---------- Given passage ----------

Missouri voters were almost evenly divided on the issue, but on Election Day the ballot proposal carried 51 to 49 per cent. The amendment to the state's constitution will open the way for research in which human embryos are cloned and stem cells are removed from them. The stem cells are then developed as tissue, which would be used in research for a cure and treatment of diseases like diabetes and Parkinson's.

Religious groups have vehemently opposed this research, saying it destroys human life. But a coalition of medical groups and advocates for patients with some of these incurable diseases have supported it.

Geneticist Saul Honigberg of the University of Missouri says fears that stem cell research would lead to human cloning are baseless. "There is nobody in Missouri that is interested in cloning human beings. What motivates real scientists, not scientists in Frankenstein movies, is figuring out how things work and helping people who have serious health problems."

The amendment was also supported by business and research groups, who believe stem cell development could mean millions of dollars in technological investment in their state.

The mayor of Lee's Summit, Missouri, Karen Messerli, had this reaction: "The impact in terms of economic development is going to be strong. It's going to be proven and it's going to be something that as a state, and as individual communities, we are glad that passed."

Missouri becomes only the second state in the U.S., after California, to approve stem cell research. Expansion of stem cell technology could begin as early as 2008.

---------- Study material ----------

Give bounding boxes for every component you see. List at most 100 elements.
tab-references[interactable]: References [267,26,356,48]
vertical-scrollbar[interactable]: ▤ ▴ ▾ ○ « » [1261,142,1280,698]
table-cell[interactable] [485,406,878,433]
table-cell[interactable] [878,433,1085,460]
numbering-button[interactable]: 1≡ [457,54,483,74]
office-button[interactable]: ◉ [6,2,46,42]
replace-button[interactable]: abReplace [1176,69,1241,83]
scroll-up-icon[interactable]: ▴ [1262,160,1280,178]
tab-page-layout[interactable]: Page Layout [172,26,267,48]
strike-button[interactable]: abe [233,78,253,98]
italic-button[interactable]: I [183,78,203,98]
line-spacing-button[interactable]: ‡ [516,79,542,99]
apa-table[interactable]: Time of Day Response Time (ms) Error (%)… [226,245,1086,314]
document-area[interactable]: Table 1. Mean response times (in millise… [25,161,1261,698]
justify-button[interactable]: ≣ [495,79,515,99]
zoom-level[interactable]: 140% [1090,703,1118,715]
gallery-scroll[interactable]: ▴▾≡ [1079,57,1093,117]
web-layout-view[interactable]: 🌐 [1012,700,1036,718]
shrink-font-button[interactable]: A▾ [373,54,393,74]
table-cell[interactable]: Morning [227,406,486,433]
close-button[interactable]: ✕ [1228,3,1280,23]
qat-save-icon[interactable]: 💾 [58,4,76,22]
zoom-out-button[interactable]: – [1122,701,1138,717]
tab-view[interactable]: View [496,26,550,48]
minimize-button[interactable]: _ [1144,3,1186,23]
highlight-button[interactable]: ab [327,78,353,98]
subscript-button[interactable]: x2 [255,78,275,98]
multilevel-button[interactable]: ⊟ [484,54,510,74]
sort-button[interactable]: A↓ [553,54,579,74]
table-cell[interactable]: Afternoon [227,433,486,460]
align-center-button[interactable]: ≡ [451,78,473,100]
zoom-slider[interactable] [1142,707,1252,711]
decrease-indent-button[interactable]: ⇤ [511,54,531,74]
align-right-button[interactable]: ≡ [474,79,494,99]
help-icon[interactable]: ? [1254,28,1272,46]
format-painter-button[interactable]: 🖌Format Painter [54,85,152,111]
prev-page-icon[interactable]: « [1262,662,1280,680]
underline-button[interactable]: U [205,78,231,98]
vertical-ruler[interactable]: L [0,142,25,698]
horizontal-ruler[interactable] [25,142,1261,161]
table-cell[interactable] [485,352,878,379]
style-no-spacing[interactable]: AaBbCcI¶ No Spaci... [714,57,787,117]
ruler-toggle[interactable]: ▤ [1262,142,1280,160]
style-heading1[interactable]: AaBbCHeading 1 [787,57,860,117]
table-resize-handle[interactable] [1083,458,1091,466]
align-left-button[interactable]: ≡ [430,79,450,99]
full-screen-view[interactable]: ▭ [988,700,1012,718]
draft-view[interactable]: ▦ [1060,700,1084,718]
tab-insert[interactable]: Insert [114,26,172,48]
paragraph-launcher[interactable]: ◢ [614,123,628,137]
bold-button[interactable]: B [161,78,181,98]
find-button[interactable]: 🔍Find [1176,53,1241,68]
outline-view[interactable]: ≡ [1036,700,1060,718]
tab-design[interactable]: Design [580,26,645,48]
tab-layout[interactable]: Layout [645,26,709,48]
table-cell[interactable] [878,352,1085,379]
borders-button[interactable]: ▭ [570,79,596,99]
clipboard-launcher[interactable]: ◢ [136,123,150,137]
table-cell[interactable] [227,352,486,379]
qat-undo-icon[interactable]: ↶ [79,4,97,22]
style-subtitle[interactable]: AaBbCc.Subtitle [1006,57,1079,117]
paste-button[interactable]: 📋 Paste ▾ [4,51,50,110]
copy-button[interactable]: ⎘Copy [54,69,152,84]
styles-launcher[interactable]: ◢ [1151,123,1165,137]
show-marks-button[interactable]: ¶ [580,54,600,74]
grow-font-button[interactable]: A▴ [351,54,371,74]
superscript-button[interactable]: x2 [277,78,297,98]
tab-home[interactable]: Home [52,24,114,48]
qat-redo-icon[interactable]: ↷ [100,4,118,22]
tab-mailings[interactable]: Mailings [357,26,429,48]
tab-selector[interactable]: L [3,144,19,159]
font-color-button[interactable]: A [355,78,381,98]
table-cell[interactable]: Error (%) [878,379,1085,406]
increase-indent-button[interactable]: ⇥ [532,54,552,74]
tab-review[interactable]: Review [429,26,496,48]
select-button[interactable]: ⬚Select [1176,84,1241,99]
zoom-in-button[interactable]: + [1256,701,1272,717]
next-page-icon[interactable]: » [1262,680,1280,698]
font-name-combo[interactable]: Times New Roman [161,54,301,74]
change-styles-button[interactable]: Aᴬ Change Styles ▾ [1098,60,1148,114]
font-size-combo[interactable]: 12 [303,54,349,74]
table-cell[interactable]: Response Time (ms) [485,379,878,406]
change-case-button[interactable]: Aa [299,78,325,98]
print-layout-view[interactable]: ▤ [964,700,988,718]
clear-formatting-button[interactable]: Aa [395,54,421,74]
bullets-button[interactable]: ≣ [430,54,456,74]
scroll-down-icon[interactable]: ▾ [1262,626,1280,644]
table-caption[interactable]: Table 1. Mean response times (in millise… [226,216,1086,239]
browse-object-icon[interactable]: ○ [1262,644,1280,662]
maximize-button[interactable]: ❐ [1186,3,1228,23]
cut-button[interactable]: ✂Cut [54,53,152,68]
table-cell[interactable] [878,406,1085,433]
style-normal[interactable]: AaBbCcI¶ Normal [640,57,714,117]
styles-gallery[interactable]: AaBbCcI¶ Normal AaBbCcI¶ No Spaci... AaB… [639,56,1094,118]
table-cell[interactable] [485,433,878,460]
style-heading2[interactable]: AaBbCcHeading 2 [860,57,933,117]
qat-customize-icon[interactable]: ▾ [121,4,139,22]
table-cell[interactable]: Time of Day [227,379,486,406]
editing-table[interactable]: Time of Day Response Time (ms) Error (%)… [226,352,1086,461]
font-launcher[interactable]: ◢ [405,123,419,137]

----------

| Questions to answer |
A: According to the stem cell passage, why did business and research groups back the amendment?
B: In the stem cell passage, by what margin did the ballot proposal pass?
C: List every group the stem cell passage names as supporting the amendment.

| Task-by-task solutions |
A: They believed that stem cell development could bring millions of dollars in technological investment to Missouri.

B: It carried 51 to 49 per cent.

C:
- A coalition of medical groups
- Advocates for patients with some of these incurable diseases
- Business groups
- Research groups